Exercise:
Give every entry again, word for word.

------ Records supplied ------

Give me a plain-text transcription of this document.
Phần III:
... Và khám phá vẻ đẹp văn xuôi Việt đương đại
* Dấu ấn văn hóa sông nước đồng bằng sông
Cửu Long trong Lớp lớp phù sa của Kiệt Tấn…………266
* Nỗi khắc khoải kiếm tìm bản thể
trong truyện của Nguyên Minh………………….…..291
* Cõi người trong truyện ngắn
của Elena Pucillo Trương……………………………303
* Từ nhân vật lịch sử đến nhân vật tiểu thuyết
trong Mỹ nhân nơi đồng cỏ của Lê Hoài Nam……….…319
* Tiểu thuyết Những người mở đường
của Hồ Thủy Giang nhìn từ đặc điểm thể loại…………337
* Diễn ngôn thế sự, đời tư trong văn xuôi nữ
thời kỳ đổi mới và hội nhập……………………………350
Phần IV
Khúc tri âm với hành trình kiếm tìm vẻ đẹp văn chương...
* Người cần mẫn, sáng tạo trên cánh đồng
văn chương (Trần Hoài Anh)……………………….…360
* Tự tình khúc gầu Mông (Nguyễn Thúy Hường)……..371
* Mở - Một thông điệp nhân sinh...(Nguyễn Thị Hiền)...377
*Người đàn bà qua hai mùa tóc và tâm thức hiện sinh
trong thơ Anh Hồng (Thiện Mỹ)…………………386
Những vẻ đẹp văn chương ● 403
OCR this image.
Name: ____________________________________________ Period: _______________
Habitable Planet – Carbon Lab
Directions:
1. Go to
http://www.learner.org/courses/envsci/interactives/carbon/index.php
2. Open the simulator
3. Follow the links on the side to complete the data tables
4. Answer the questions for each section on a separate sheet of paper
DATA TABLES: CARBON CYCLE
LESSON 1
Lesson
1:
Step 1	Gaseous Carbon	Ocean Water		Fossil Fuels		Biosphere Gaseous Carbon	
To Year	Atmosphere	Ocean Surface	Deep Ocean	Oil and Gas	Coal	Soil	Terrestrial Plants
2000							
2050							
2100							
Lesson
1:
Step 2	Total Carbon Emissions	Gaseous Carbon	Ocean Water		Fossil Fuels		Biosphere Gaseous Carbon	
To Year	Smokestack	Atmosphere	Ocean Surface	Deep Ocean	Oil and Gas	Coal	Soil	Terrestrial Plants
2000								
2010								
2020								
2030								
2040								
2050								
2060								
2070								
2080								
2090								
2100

------

Solution for this exercise:
Give me a plain-text transcription of this document.
Phần III:
... Và khám phá vẻ đẹp văn xuôi Việt đương đại
* Dấu ấn văn hóa sông nước đồng bằng sông
Cửu Long trong Lớp lớp phù sa của Kiệt Tấn…………266
* Nỗi khắc khoải kiếm tìm bản thể
trong truyện của Nguyên Minh………………….…..291
* Cõi người trong truyện ngắn
của Elena Pucillo Trương……………………………303
* Từ nhân vật lịch sử đến nhân vật tiểu thuyết
trong Mỹ nhân nơi đồng cỏ của Lê Hoài Nam……….…319
* Tiểu thuyết Những người mở đường
của Hồ Thủy Giang nhìn từ đặc điểm thể loại…………337
* Diễn ngôn thế sự, đời tư trong văn xuôi nữ
thời kỳ đổi mới và hội nhập……………………………350
Phần IV
Khúc tri âm với hành trình kiếm tìm vẻ đẹp văn chương...
* Người cần mẫn, sáng tạo trên cánh đồng
văn chương (Trần Hoài Anh)……………………….…360
* Tự tình khúc gầu Mông (Nguyễn Thúy Hường)……..371
* Mở - Một thông điệp nhân sinh...(Nguyễn Thị Hiền)...377
*Người đàn bà qua hai mùa tóc và tâm thức hiện sinh
trong thơ Anh Hồng (Thiện Mỹ)…………………386
Những vẻ đẹp văn chương ● 403
OCR this image.
Name: ____________________________________________ Period: _______________
Habitable Planet – Carbon Lab
Directions:
1. Go to
http://www.learner.org/courses/envsci/interactives/carbon/index.php
2. Open the simulator
3. Follow the links on the side to complete the data tables
4. Answer the questions for each section on a separate sheet of paper
DATA TABLES: CARBON CYCLE
LESSON 1
Lesson
1:
Step 1	Gaseous Carbon	Ocean Water		Fossil Fuels		Biosphere Gaseous Carbon	
To Year	Atmosphere	Ocean Surface	Deep Ocean	Oil and Gas	Coal	Soil	Terrestrial Plants
2000							
2050							
2100							
Lesson
1:
Step 2	Total Carbon Emissions	Gaseous Carbon	Ocean Water		Fossil Fuels		Biosphere Gaseous Carbon	
To Year	Smokestack	Atmosphere	Ocean Surface	Deep Ocean	Oil and Gas	Coal	Soil	Terrestrial Plants
2000								
2010								
2020								
2030								
2040								
2050								
2060								
2070								
2080								
2090								
2100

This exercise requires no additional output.